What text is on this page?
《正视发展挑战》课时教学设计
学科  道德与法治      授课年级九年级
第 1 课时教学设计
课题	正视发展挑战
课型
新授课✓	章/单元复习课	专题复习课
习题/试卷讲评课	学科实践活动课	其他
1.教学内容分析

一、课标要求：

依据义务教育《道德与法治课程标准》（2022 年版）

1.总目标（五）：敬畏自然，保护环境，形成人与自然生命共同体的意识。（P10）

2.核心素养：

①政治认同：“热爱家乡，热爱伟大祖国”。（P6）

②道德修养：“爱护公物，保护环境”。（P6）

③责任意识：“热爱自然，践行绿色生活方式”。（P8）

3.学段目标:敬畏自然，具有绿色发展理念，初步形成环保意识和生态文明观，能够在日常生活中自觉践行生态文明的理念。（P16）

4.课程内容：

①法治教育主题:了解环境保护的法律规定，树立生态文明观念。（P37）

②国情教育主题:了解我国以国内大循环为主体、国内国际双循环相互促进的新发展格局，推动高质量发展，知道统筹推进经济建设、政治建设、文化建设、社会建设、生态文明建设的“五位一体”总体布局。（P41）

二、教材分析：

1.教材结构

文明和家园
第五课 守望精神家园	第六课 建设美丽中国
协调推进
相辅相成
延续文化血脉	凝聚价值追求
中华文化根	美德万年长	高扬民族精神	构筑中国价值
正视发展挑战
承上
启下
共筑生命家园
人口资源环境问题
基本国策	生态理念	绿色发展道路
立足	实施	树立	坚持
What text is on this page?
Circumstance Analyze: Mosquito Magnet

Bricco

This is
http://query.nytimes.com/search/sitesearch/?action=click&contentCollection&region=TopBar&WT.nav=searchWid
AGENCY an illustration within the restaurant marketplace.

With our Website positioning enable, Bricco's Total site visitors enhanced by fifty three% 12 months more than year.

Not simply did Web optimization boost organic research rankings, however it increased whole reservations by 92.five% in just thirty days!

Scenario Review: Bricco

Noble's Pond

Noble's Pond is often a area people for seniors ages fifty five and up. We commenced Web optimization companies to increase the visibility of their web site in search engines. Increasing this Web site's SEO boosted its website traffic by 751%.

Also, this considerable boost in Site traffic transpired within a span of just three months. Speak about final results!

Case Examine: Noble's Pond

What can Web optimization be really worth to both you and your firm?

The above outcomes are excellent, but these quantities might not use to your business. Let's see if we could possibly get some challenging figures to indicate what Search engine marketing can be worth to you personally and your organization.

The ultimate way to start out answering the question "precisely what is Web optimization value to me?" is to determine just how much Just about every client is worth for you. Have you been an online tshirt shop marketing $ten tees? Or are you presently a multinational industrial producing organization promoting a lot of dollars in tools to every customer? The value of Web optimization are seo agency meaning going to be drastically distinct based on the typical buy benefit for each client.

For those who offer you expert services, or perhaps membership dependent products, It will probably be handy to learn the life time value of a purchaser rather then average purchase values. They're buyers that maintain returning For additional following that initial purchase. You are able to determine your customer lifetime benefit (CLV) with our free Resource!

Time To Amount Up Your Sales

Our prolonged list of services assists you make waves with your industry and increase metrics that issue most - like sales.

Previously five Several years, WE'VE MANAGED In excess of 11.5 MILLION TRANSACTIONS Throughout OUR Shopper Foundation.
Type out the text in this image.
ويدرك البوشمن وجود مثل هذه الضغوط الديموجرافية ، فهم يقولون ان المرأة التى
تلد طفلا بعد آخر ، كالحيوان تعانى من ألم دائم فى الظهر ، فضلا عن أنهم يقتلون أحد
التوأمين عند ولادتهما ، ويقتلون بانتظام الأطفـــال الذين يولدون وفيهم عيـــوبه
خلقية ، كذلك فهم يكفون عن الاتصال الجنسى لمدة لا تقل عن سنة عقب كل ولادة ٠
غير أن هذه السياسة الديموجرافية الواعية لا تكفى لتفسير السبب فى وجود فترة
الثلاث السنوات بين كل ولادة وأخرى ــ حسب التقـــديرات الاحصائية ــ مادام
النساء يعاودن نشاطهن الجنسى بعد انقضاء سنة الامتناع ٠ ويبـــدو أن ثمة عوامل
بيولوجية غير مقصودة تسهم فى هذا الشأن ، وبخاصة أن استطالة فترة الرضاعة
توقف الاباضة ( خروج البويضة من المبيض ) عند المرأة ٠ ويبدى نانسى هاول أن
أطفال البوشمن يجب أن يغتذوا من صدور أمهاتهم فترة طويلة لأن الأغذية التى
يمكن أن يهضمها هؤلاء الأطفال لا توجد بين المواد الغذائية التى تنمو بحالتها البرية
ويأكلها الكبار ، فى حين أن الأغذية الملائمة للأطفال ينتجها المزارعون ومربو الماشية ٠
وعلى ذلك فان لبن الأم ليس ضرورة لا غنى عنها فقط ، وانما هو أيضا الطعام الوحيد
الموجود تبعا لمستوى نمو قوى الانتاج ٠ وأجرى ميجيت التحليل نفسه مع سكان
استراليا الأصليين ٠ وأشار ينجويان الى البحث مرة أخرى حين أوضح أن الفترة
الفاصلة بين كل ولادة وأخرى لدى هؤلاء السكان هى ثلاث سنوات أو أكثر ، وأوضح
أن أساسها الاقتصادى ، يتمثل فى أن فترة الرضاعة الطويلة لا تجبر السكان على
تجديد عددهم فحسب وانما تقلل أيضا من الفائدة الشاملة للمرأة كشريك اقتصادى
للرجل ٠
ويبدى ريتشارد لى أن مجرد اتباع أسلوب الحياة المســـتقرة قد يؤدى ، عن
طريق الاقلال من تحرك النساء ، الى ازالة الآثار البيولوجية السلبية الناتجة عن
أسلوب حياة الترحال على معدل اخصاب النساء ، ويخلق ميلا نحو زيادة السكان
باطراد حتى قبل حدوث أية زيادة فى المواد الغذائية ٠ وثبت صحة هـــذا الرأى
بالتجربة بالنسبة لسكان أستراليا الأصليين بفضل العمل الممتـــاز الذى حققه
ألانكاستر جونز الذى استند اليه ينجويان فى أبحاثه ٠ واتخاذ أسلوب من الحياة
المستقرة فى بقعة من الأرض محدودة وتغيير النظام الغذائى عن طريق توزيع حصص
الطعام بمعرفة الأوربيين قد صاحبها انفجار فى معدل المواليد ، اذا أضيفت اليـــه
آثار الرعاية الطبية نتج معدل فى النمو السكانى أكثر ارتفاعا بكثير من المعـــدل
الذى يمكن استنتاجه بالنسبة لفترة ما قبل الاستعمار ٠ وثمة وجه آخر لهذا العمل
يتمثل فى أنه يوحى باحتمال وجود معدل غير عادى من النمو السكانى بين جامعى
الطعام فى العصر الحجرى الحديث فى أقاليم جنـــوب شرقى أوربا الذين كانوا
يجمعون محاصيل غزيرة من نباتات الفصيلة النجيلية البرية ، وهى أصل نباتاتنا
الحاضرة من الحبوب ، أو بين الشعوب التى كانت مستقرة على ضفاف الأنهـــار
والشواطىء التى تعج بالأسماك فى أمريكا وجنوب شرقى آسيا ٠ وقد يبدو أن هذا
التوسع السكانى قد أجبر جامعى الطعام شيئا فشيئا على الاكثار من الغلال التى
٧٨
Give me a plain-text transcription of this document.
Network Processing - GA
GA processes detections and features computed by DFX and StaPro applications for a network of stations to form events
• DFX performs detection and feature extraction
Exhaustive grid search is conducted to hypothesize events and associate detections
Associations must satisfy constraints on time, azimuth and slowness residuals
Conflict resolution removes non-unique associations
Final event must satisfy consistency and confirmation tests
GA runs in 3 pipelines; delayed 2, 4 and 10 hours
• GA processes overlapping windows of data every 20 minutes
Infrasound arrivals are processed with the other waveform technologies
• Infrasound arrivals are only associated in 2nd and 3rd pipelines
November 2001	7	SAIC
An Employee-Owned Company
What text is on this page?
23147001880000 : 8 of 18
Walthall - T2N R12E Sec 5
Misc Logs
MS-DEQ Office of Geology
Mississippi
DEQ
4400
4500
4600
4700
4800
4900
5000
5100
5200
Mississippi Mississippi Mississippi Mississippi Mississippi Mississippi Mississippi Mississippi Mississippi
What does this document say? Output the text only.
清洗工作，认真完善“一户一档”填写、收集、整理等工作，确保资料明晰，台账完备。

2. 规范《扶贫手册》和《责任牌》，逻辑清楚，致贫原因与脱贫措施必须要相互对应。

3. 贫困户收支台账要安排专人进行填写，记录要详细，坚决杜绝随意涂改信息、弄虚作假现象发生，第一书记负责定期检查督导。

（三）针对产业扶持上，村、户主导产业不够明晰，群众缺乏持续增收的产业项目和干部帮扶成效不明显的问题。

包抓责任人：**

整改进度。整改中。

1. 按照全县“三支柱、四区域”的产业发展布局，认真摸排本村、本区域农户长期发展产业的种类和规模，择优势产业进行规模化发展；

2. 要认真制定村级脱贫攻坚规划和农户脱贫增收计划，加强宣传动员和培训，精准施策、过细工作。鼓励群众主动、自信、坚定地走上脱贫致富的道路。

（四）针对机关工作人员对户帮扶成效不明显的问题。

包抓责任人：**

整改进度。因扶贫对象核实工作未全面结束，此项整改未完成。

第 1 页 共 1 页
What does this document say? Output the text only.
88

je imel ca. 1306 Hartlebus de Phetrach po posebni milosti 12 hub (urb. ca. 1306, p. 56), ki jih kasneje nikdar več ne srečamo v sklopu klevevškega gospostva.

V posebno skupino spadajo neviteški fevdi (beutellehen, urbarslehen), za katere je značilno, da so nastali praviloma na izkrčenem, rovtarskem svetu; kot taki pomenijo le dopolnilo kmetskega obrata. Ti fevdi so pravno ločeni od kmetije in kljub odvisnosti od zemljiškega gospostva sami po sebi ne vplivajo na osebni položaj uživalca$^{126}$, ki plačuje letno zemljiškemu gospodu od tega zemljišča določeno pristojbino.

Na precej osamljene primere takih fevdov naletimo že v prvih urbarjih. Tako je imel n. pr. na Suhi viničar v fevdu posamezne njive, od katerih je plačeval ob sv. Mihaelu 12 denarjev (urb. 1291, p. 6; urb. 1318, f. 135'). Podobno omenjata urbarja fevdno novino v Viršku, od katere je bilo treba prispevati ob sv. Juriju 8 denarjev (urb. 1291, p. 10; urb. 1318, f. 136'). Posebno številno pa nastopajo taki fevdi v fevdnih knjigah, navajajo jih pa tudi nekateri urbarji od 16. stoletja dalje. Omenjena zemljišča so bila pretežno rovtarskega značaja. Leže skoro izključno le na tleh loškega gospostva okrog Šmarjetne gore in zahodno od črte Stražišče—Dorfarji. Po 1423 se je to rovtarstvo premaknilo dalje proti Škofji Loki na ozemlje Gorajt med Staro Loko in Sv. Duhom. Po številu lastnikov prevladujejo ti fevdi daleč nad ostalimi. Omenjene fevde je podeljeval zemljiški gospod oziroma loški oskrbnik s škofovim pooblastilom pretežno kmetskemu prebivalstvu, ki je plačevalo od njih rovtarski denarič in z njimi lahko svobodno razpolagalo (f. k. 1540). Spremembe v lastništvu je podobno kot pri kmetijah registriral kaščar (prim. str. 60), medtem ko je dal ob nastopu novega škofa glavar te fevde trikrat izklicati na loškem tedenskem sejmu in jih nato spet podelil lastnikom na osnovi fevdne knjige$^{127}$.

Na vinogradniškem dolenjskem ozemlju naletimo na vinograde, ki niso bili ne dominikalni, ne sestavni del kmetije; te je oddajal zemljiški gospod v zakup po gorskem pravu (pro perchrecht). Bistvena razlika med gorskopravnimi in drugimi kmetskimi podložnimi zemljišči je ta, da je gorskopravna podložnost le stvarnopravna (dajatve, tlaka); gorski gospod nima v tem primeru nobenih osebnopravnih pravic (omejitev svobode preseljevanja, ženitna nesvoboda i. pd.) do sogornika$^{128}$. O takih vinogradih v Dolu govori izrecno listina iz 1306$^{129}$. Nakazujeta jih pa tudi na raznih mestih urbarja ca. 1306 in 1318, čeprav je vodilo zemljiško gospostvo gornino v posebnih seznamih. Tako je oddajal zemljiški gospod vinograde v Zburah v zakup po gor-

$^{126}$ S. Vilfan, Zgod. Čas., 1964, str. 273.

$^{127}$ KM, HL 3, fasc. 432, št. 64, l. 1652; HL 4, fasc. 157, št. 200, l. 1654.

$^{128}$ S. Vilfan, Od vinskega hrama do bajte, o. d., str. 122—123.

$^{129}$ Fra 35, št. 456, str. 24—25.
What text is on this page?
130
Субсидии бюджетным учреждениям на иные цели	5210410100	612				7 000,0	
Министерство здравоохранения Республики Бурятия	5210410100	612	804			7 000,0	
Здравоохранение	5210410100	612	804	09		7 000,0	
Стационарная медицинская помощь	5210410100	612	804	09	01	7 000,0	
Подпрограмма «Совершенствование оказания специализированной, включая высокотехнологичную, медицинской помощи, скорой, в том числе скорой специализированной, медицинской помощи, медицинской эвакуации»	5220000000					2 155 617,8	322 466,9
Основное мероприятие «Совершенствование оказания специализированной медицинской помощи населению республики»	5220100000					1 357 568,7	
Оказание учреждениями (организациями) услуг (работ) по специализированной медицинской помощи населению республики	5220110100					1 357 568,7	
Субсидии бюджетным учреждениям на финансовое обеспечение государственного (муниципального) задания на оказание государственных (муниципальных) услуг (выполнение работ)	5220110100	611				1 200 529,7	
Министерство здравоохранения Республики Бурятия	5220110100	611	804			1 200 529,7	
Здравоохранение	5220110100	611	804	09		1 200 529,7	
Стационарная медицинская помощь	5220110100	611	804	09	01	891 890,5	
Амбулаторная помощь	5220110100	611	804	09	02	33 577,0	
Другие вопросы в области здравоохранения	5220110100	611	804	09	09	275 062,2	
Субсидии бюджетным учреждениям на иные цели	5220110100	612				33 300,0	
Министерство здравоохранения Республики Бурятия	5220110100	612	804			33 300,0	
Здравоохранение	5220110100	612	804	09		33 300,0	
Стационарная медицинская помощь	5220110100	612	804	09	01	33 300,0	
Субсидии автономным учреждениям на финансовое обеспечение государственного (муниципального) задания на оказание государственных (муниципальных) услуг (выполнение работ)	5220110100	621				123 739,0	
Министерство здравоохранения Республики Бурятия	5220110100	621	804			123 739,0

**Short problem**
From the entries above, extract each line containing "الذى".

**Solution**
بالتجربة بالنسبة لسكان أستراليا الأصليين بفضل العمل الممتـــاز الذى حققه
ألانكاستر جونز الذى استند اليه ينجويان فى أبحاثه ٠ واتخاذ أسلوب من الحياة
الذى يمكن استنتاجه بالنسبة لفترة ما قبل الاستعمار ٠ وثمة وجه آخر لهذا العمل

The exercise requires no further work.